# Collected data
--- Start ---

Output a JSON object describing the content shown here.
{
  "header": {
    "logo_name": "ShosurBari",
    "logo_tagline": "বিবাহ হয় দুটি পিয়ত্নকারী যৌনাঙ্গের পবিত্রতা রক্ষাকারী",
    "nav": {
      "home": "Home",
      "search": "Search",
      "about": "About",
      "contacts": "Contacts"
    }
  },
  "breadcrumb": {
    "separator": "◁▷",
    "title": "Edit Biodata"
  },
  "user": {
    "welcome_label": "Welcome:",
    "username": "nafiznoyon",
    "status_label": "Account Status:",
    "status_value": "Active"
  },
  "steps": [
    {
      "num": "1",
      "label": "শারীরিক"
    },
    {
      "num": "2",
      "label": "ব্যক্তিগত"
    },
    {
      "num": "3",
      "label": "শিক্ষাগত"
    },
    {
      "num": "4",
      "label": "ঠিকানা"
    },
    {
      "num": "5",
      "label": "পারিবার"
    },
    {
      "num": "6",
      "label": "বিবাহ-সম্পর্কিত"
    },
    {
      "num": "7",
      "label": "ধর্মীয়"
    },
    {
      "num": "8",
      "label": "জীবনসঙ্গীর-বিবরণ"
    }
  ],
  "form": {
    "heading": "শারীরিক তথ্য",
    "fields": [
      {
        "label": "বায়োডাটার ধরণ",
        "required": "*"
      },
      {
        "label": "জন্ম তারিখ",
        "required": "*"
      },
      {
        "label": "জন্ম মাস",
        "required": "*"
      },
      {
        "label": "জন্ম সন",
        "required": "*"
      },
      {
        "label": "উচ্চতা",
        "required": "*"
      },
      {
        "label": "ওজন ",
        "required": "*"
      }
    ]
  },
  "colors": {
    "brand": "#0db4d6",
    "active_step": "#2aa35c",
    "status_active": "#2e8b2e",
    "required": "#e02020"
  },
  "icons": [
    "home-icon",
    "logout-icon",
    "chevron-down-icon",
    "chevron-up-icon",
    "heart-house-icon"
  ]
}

--- End ---

# SHORT PROBLEM
Return all of the data word for word.

# SOLVED EXERCISE
Output a JSON object describing the content shown here.
{
  "header": {
    "logo_name": "ShosurBari",
    "logo_tagline": "বিবাহ হয় দুটি পিয়ত্নকারী যৌনাঙ্গের পবিত্রতা রক্ষাকারী",
    "nav": {
      "home": "Home",
      "search": "Search",
      "about": "About",
      "contacts": "Contacts"
    }
  },
  "breadcrumb": {
    "separator": "◁▷",
    "title": "Edit Biodata"
  },
  "user": {
    "welcome_label": "Welcome:",
    "username": "nafiznoyon",
    "status_label": "Account Status:",
    "status_value": "Active"
  },
  "steps": [
    {
      "num": "1",
      "label": "শারীরিক"
    },
    {
      "num": "2",
      "label": "ব্যক্তিগত"
    },
    {
      "num": "3",
      "label": "শিক্ষাগত"
    },
    {
      "num": "4",
      "label": "ঠিকানা"
    },
    {
      "num": "5",
      "label": "পারিবার"
    },
    {
      "num": "6",
      "label": "বিবাহ-সম্পর্কিত"
    },
    {
      "num": "7",
      "label": "ধর্মীয়"
    },
    {
      "num": "8",
      "label": "জীবনসঙ্গীর-বিবরণ"
    }
  ],
  "form": {
    "heading": "শারীরিক তথ্য",
    "fields": [
      {
        "label": "বায়োডাটার ধরণ",
        "required": "*"
      },
      {
        "label": "জন্ম তারিখ",
        "required": "*"
      },
      {
        "label": "জন্ম মাস",
        "required": "*"
      },
      {
        "label": "জন্ম সন",
        "required": "*"
      },
      {
        "label": "উচ্চতা",
        "required": "*"
      },
      {
        "label": "ওজন ",
        "required": "*"
      }
    ]
  },
  "colors": {
    "brand": "#0db4d6",
    "active_step": "#2aa35c",
    "status_active": "#2e8b2e",
    "required": "#e02020"
  },
  "icons": [
    "home-icon",
    "logout-icon",
    "chevron-down-icon",
    "chevron-up-icon",
    "heart-house-icon"
  ]
}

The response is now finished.